What to do:
Reproduce the full listing that appears beneath this instruction exactly.

Items:
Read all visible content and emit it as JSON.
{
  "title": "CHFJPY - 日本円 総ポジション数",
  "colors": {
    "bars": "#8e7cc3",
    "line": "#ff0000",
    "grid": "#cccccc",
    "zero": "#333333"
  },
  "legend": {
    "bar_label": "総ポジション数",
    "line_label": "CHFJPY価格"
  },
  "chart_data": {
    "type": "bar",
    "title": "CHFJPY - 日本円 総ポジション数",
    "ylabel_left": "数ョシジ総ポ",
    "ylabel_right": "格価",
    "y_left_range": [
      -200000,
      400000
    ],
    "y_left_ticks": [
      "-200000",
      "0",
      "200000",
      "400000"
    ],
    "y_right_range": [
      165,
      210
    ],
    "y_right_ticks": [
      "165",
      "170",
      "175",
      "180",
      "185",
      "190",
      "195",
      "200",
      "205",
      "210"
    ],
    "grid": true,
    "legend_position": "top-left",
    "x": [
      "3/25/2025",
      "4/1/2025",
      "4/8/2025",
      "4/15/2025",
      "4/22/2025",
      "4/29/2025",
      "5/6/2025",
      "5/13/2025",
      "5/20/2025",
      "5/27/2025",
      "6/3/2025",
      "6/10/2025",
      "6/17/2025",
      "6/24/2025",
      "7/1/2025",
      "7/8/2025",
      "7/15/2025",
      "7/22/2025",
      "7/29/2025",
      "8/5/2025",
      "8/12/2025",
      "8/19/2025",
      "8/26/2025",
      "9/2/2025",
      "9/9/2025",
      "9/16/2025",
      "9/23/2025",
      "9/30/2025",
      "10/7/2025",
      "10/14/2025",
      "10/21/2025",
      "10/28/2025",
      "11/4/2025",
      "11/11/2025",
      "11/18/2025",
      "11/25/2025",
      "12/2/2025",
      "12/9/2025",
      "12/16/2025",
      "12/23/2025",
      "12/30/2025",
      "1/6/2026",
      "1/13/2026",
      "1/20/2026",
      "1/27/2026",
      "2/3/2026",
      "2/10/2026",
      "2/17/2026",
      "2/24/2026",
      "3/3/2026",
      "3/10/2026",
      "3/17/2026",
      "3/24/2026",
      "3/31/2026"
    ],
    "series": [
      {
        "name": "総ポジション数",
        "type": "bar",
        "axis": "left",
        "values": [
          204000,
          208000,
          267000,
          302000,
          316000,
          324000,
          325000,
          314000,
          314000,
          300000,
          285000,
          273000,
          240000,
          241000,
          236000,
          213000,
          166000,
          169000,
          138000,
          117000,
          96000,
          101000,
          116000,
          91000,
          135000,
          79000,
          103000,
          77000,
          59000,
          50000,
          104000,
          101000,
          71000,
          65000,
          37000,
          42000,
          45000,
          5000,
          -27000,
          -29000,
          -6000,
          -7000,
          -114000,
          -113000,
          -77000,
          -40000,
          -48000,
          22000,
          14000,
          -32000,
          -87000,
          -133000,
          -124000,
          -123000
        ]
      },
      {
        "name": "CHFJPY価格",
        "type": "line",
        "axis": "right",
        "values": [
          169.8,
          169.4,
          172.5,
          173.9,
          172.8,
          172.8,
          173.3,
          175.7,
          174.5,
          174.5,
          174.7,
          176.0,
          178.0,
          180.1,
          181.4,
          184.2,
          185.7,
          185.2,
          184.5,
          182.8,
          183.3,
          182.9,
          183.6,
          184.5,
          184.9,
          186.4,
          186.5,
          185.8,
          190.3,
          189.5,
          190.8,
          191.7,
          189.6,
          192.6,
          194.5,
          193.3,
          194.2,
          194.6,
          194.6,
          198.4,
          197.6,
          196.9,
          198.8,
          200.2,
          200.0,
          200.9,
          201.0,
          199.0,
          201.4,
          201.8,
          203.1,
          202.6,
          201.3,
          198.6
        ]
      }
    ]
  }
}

Solution for this task:
Read all visible content and emit it as JSON.
{
  "title": "CHFJPY - 日本円 総ポジション数",
  "colors": {
    "bars": "#8e7cc3",
    "line": "#ff0000",
    "grid": "#cccccc",
    "zero": "#333333"
  },
  "legend": {
    "bar_label": "総ポジション数",
    "line_label": "CHFJPY価格"
  },
  "chart_data": {
    "type": "bar",
    "title": "CHFJPY - 日本円 総ポジション数",
    "ylabel_left": "数ョシジ総ポ",
    "ylabel_right": "格価",
    "y_left_range": [
      -200000,
      400000
    ],
    "y_left_ticks": [
      "-200000",
      "0",
      "200000",
      "400000"
    ],
    "y_right_range": [
      165,
      210
    ],
    "y_right_ticks": [
      "165",
      "170",
      "175",
      "180",
      "185",
      "190",
      "195",
      "200",
      "205",
      "210"
    ],
    "grid": true,
    "legend_position": "top-left",
    "x": [
      "3/25/2025",
      "4/1/2025",
      "4/8/2025",
      "4/15/2025",
      "4/22/2025",
      "4/29/2025",
      "5/6/2025",
      "5/13/2025",
      "5/20/2025",
      "5/27/2025",
      "6/3/2025",
      "6/10/2025",
      "6/17/2025",
      "6/24/2025",
      "7/1/2025",
      "7/8/2025",
      "7/15/2025",
      "7/22/2025",
      "7/29/2025",
      "8/5/2025",
      "8/12/2025",
      "8/19/2025",
      "8/26/2025",
      "9/2/2025",
      "9/9/2025",
      "9/16/2025",
      "9/23/2025",
      "9/30/2025",
      "10/7/2025",
      "10/14/2025",
      "10/21/2025",
      "10/28/2025",
      "11/4/2025",
      "11/11/2025",
      "11/18/2025",
      "11/25/2025",
      "12/2/2025",
      "12/9/2025",
      "12/16/2025",
      "12/23/2025",
      "12/30/2025",
      "1/6/2026",
      "1/13/2026",
      "1/20/2026",
      "1/27/2026",
      "2/3/2026",
      "2/10/2026",
      "2/17/2026",
      "2/24/2026",
      "3/3/2026",
      "3/10/2026",
      "3/17/2026",
      "3/24/2026",
      "3/31/2026"
    ],
    "series": [
      {
        "name": "総ポジション数",
        "type": "bar",
        "axis": "left",
        "values": [
          204000,
          208000,
          267000,
          302000,
          316000,
          324000,
          325000,
          314000,
          314000,
          300000,
          285000,
          273000,
          240000,
          241000,
          236000,
          213000,
          166000,
          169000,
          138000,
          117000,
          96000,
          101000,
          116000,
          91000,
          135000,
          79000,
          103000,
          77000,
          59000,
          50000,
          104000,
          101000,
          71000,
          65000,
          37000,
          42000,
          45000,
          5000,
          -27000,
          -29000,
          -6000,
          -7000,
          -114000,
          -113000,
          -77000,
          -40000,
          -48000,
          22000,
          14000,
          -32000,
          -87000,
          -133000,
          -124000,
          -123000
        ]
      },
      {
        "name": "CHFJPY価格",
        "type": "line",
        "axis": "right",
        "values": [
          169.8,
          169.4,
          172.5,
          173.9,
          172.8,
          172.8,
          173.3,
          175.7,
          174.5,
          174.5,
          174.7,
          176.0,
          178.0,
          180.1,
          181.4,
          184.2,
          185.7,
          185.2,
          184.5,
          182.8,
          183.3,
          182.9,
          183.6,
          184.5,
          184.9,
          186.4,
          186.5,
          185.8,
          190.3,
          189.5,
          190.8,
          191.7,
          189.6,
          192.6,
          194.5,
          193.3,
          194.2,
          194.6,
          194.6,
          198.4,
          197.6,
          196.9,
          198.8,
          200.2,
          200.0,
          200.9,
          201.0,
          199.0,
          201.4,
          201.8,
          203.1,
          202.6,
          201.3,
          198.6
        ]
      }
    ]
  }
}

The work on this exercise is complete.